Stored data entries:
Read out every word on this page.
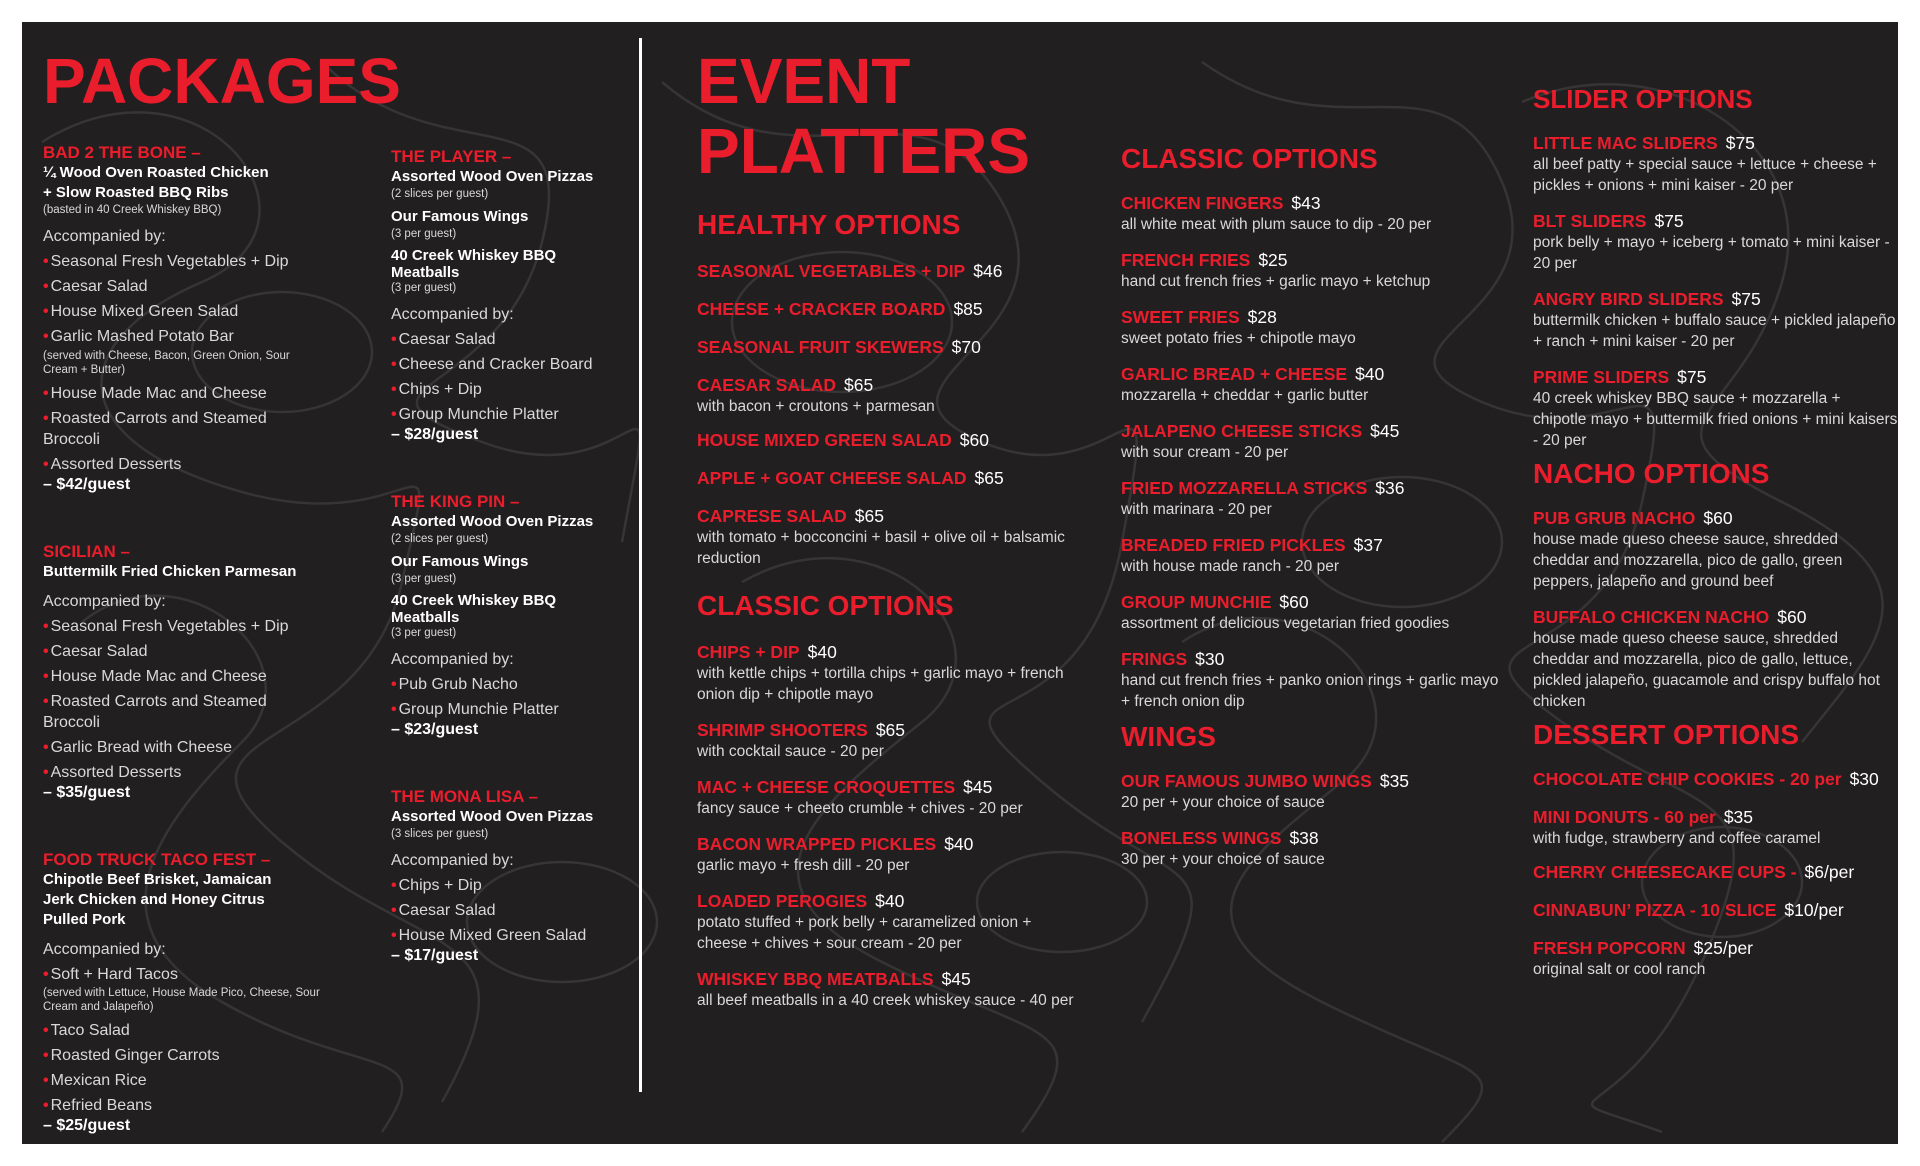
PACKAGES
BAD 2 THE BONE –
¼ Wood Oven Roasted Chicken
+ Slow Roasted BBQ Ribs
(basted in 40 Creek Whiskey BBQ)
Accompanied by:
• Seasonal Fresh Vegetables + Dip
• Caesar Salad
• House Mixed Green Salad
• Garlic Mashed Potato Bar
(served with Cheese, Bacon, Green Onion, Sour Cream + Butter)
• House Made Mac and Cheese
• Roasted Carrots and Steamed Broccoli
• Assorted Desserts
– $42/guest
SICILIAN –
Buttermilk Fried Chicken Parmesan
Accompanied by:
• Seasonal Fresh Vegetables + Dip
• Caesar Salad
• House Made Mac and Cheese
• Roasted Carrots and Steamed Broccoli
• Garlic Bread with Cheese
• Assorted Desserts
– $35/guest
FOOD TRUCK TACO FEST –
Chipotle Beef Brisket, Jamaican Jerk Chicken and Honey Citrus Pulled Pork
Accompanied by:
• Soft + Hard Tacos
(served with Lettuce, House Made Pico, Cheese, Sour Cream and Jalapeño)
• Taco Salad
• Roasted Ginger Carrots
• Mexican Rice
• Refried Beans
– $25/guest
THE PLAYER –
Assorted Wood Oven Pizzas
(2 slices per guest)
Our Famous Wings
(3 per guest)
40 Creek Whiskey BBQ Meatballs
(3 per guest)
Accompanied by:
• Caesar Salad
• Cheese and Cracker Board
• Chips + Dip
• Group Munchie Platter
– $28/guest
THE KING PIN –
Assorted Wood Oven Pizzas
(2 slices per guest)
Our Famous Wings
(3 per guest)
40 Creek Whiskey BBQ Meatballs
(3 per guest)
Accompanied by:
• Pub Grub Nacho
• Group Munchie Platter
– $23/guest
THE MONA LISA –
Assorted Wood Oven Pizzas
(3 slices per guest)
Accompanied by:
• Chips + Dip
• Caesar Salad
• House Mixed Green Salad
– $17/guest
EVENT PLATTERS
HEALTHY OPTIONS
SEASONAL VEGETABLES + DIP $46
CHEESE + CRACKER BOARD $85
SEASONAL FRUIT SKEWERS $70
CAESAR SALAD $65
with bacon + croutons + parmesan
HOUSE MIXED GREEN SALAD $60
APPLE + GOAT CHEESE SALAD $65
CAPRESE SALAD $65
with tomato + bocconcini + basil + olive oil + balsamic reduction
CLASSIC OPTIONS
CHIPS + DIP $40
with kettle chips + tortilla chips + garlic mayo + french onion dip + chipotle mayo
SHRIMP SHOOTERS $65
with cocktail sauce - 20 per
MAC + CHEESE CROQUETTES $45
fancy sauce + cheeto crumble + chives - 20 per
BACON WRAPPED PICKLES $40
garlic mayo + fresh dill - 20 per
LOADED PEROGIES $40
potato stuffed + pork belly + caramelized onion + cheese + chives + sour cream - 20 per
WHISKEY BBQ MEATBALLS $45
all beef meatballs in a 40 creek whiskey sauce - 40 per
CLASSIC OPTIONS
CHICKEN FINGERS $43
all white meat with plum sauce to dip - 20 per
FRENCH FRIES $25
hand cut french fries + garlic mayo + ketchup
SWEET FRIES $28
sweet potato fries + chipotle mayo
GARLIC BREAD + CHEESE $40
mozzarella + cheddar + garlic butter
JALAPENO CHEESE STICKS $45
with sour cream - 20 per
FRIED MOZZARELLA STICKS $36
with marinara - 20 per
BREADED FRIED PICKLES $37
with house made ranch - 20 per
GROUP MUNCHIE $60
assortment of delicious vegetarian fried goodies
FRINGS $30
hand cut french fries + panko onion rings + garlic mayo + french onion dip
WINGS
OUR FAMOUS JUMBO WINGS $35
20 per + your choice of sauce
BONELESS WINGS $38
30 per + your choice of sauce
SLIDER OPTIONS
LITTLE MAC SLIDERS $75
all beef patty + special sauce + lettuce + cheese + pickles + onions + mini kaiser - 20 per
BLT SLIDERS $75
pork belly + mayo + iceberg + tomato + mini kaiser - 20 per
ANGRY BIRD SLIDERS $75
buttermilk chicken + buffalo sauce + pickled jalapeño + ranch + mini kaiser - 20 per
PRIME SLIDERS $75
40 creek whiskey BBQ sauce + mozzarella + chipotle mayo + buttermilk fried onions + mini kaisers - 20 per
NACHO OPTIONS
PUB GRUB NACHO $60
house made queso cheese sauce, shredded cheddar and mozzarella, pico de gallo, green peppers, jalapeño and ground beef
BUFFALO CHICKEN NACHO $60
house made queso cheese sauce, shredded cheddar and mozzarella, pico de gallo, lettuce, pickled jalapeño, guacamole and crispy buffalo hot chicken
DESSERT OPTIONS
CHOCOLATE CHIP COOKIES - 20 per $30
MINI DONUTS - 60 per $35
with fudge, strawberry and coffee caramel
CHERRY CHEESECAKE CUPS - $6/per
CINNABUN’ PIZZA - 10 SLICE $10/per
FRESH POPCORN $25/per
original salt or cool ranch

• Exercise:
Give the data above again in full and unchanged, skipping the pictures.

• Response to the exercise:
Read out every word on this page.
PACKAGES
BAD 2 THE BONE –
¼ Wood Oven Roasted Chicken
+ Slow Roasted BBQ Ribs
(basted in 40 Creek Whiskey BBQ)
Accompanied by:
• Seasonal Fresh Vegetables + Dip
• Caesar Salad
• House Mixed Green Salad
• Garlic Mashed Potato Bar
(served with Cheese, Bacon, Green Onion, Sour Cream + Butter)
• House Made Mac and Cheese
• Roasted Carrots and Steamed Broccoli
• Assorted Desserts
– $42/guest
SICILIAN –
Buttermilk Fried Chicken Parmesan
Accompanied by:
• Seasonal Fresh Vegetables + Dip
• Caesar Salad
• House Made Mac and Cheese
• Roasted Carrots and Steamed Broccoli
• Garlic Bread with Cheese
• Assorted Desserts
– $35/guest
FOOD TRUCK TACO FEST –
Chipotle Beef Brisket, Jamaican Jerk Chicken and Honey Citrus Pulled Pork
Accompanied by:
• Soft + Hard Tacos
(served with Lettuce, House Made Pico, Cheese, Sour Cream and Jalapeño)
• Taco Salad
• Roasted Ginger Carrots
• Mexican Rice
• Refried Beans
– $25/guest
THE PLAYER –
Assorted Wood Oven Pizzas
(2 slices per guest)
Our Famous Wings
(3 per guest)
40 Creek Whiskey BBQ Meatballs
(3 per guest)
Accompanied by:
• Caesar Salad
• Cheese and Cracker Board
• Chips + Dip
• Group Munchie Platter
– $28/guest
THE KING PIN –
Assorted Wood Oven Pizzas
(2 slices per guest)
Our Famous Wings
(3 per guest)
40 Creek Whiskey BBQ Meatballs
(3 per guest)
Accompanied by:
• Pub Grub Nacho
• Group Munchie Platter
– $23/guest
THE MONA LISA –
Assorted Wood Oven Pizzas
(3 slices per guest)
Accompanied by:
• Chips + Dip
• Caesar Salad
• House Mixed Green Salad
– $17/guest
EVENT PLATTERS
HEALTHY OPTIONS
SEASONAL VEGETABLES + DIP $46
CHEESE + CRACKER BOARD $85
SEASONAL FRUIT SKEWERS $70
CAESAR SALAD $65
with bacon + croutons + parmesan
HOUSE MIXED GREEN SALAD $60
APPLE + GOAT CHEESE SALAD $65
CAPRESE SALAD $65
with tomato + bocconcini + basil + olive oil + balsamic reduction
CLASSIC OPTIONS
CHIPS + DIP $40
with kettle chips + tortilla chips + garlic mayo + french onion dip + chipotle mayo
SHRIMP SHOOTERS $65
with cocktail sauce - 20 per
MAC + CHEESE CROQUETTES $45
fancy sauce + cheeto crumble + chives - 20 per
BACON WRAPPED PICKLES $40
garlic mayo + fresh dill - 20 per
LOADED PEROGIES $40
potato stuffed + pork belly + caramelized onion + cheese + chives + sour cream - 20 per
WHISKEY BBQ MEATBALLS $45
all beef meatballs in a 40 creek whiskey sauce - 40 per
CLASSIC OPTIONS
CHICKEN FINGERS $43
all white meat with plum sauce to dip - 20 per
FRENCH FRIES $25
hand cut french fries + garlic mayo + ketchup
SWEET FRIES $28
sweet potato fries + chipotle mayo
GARLIC BREAD + CHEESE $40
mozzarella + cheddar + garlic butter
JALAPENO CHEESE STICKS $45
with sour cream - 20 per
FRIED MOZZARELLA STICKS $36
with marinara - 20 per
BREADED FRIED PICKLES $37
with house made ranch - 20 per
GROUP MUNCHIE $60
assortment of delicious vegetarian fried goodies
FRINGS $30
hand cut french fries + panko onion rings + garlic mayo + french onion dip
WINGS
OUR FAMOUS JUMBO WINGS $35
20 per + your choice of sauce
BONELESS WINGS $38
30 per + your choice of sauce
SLIDER OPTIONS
LITTLE MAC SLIDERS $75
all beef patty + special sauce + lettuce + cheese + pickles + onions + mini kaiser - 20 per
BLT SLIDERS $75
pork belly + mayo + iceberg + tomato + mini kaiser - 20 per
ANGRY BIRD SLIDERS $75
buttermilk chicken + buffalo sauce + pickled jalapeño + ranch + mini kaiser - 20 per
PRIME SLIDERS $75
40 creek whiskey BBQ sauce + mozzarella + chipotle mayo + buttermilk fried onions + mini kaisers - 20 per
NACHO OPTIONS
PUB GRUB NACHO $60
house made queso cheese sauce, shredded cheddar and mozzarella, pico de gallo, green peppers, jalapeño and ground beef
BUFFALO CHICKEN NACHO $60
house made queso cheese sauce, shredded cheddar and mozzarella, pico de gallo, lettuce, pickled jalapeño, guacamole and crispy buffalo hot chicken
DESSERT OPTIONS
CHOCOLATE CHIP COOKIES - 20 per $30
MINI DONUTS - 60 per $35
with fudge, strawberry and coffee caramel
CHERRY CHEESECAKE CUPS - $6/per
CINNABUN’ PIZZA - 10 SLICE $10/per
FRESH POPCORN $25/per
original salt or cool ranch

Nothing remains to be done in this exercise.